### Provided data
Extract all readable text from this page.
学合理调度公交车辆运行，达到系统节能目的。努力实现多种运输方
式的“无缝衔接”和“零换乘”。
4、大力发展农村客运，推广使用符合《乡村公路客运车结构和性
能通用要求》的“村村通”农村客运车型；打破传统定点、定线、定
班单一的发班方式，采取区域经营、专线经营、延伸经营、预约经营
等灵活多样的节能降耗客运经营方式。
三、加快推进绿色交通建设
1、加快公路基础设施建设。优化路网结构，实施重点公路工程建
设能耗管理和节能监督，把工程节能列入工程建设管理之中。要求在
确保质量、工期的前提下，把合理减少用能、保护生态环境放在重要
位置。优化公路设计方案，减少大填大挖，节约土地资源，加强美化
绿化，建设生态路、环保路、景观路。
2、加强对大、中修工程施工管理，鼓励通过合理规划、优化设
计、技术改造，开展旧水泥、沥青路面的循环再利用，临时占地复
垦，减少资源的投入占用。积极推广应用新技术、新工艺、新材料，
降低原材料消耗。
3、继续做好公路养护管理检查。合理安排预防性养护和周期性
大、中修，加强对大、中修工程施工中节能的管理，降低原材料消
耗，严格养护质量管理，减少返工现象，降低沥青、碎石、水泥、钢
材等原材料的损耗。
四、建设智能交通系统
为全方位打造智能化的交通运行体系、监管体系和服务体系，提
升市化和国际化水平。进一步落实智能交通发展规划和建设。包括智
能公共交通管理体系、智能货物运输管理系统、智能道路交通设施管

### Exercise requirements
Determine how many lines in the records contain "加强对大", and reply with the number only.

### Reply
2